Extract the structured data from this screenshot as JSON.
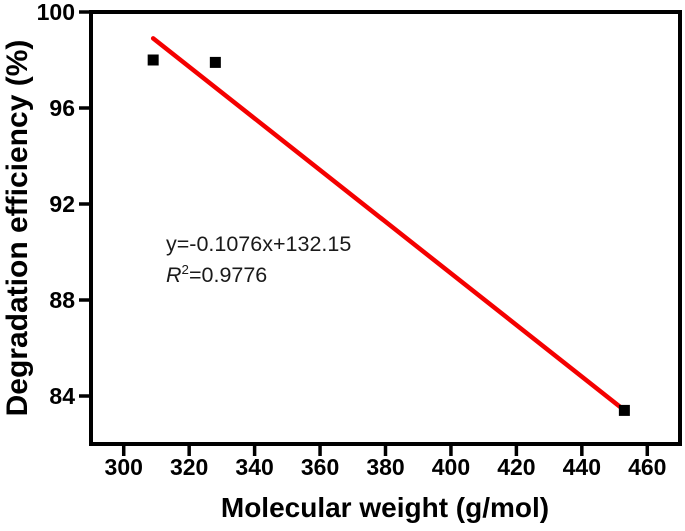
{
  "figure": {
    "background": "#ffffff"
  },
  "chart_data": {
    "type": "scatter",
    "title": "",
    "xlabel": "Molecular weight (g/mol)",
    "ylabel": "Degradation efficiency (%)",
    "xlim": [
      290,
      470
    ],
    "ylim": [
      82,
      100
    ],
    "x_ticks": [
      300,
      320,
      340,
      360,
      380,
      400,
      420,
      440,
      460
    ],
    "y_ticks": [
      84,
      88,
      92,
      96,
      100
    ],
    "grid": false,
    "legend": "none",
    "points": [
      [
        309,
        98.0
      ],
      [
        328,
        97.9
      ],
      [
        453,
        83.4
      ]
    ],
    "fit_line": {
      "slope": -0.1076,
      "intercept": 132.15,
      "x_range": [
        309,
        453
      ]
    },
    "annotation": {
      "equation": "y=-0.1076x+132.15",
      "r_base": "R",
      "r_sup": "2",
      "r_value": "=0.9776"
    },
    "colors": {
      "fit_line": "#f40000",
      "marker": "#000000",
      "axis": "#000000",
      "annotation_text": "#1a1a1a",
      "background": "#ffffff"
    }
  }
}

++++++++++

- _SHORT EXERCISE_:
Quote each record exactly as it stands, minus the pictures.

- _SOLUTION_:
Extract the structured data from this screenshot as JSON.
{
  "figure": {
    "background": "#ffffff"
  },
  "chart_data": {
    "type": "scatter",
    "title": "",
    "xlabel": "Molecular weight (g/mol)",
    "ylabel": "Degradation efficiency (%)",
    "xlim": [
      290,
      470
    ],
    "ylim": [
      82,
      100
    ],
    "x_ticks": [
      300,
      320,
      340,
      360,
      380,
      400,
      420,
      440,
      460
    ],
    "y_ticks": [
      84,
      88,
      92,
      96,
      100
    ],
    "grid": false,
    "legend": "none",
    "points": [
      [
        309,
        98.0
      ],
      [
        328,
        97.9
      ],
      [
        453,
        83.4
      ]
    ],
    "fit_line": {
      "slope": -0.1076,
      "intercept": 132.15,
      "x_range": [
        309,
        453
      ]
    },
    "annotation": {
      "equation": "y=-0.1076x+132.15",
      "r_base": "R",
      "r_sup": "2",
      "r_value": "=0.9776"
    },
    "colors": {
      "fit_line": "#f40000",
      "marker": "#000000",
      "axis": "#000000",
      "annotation_text": "#1a1a1a",
      "background": "#ffffff"
    }
  }
}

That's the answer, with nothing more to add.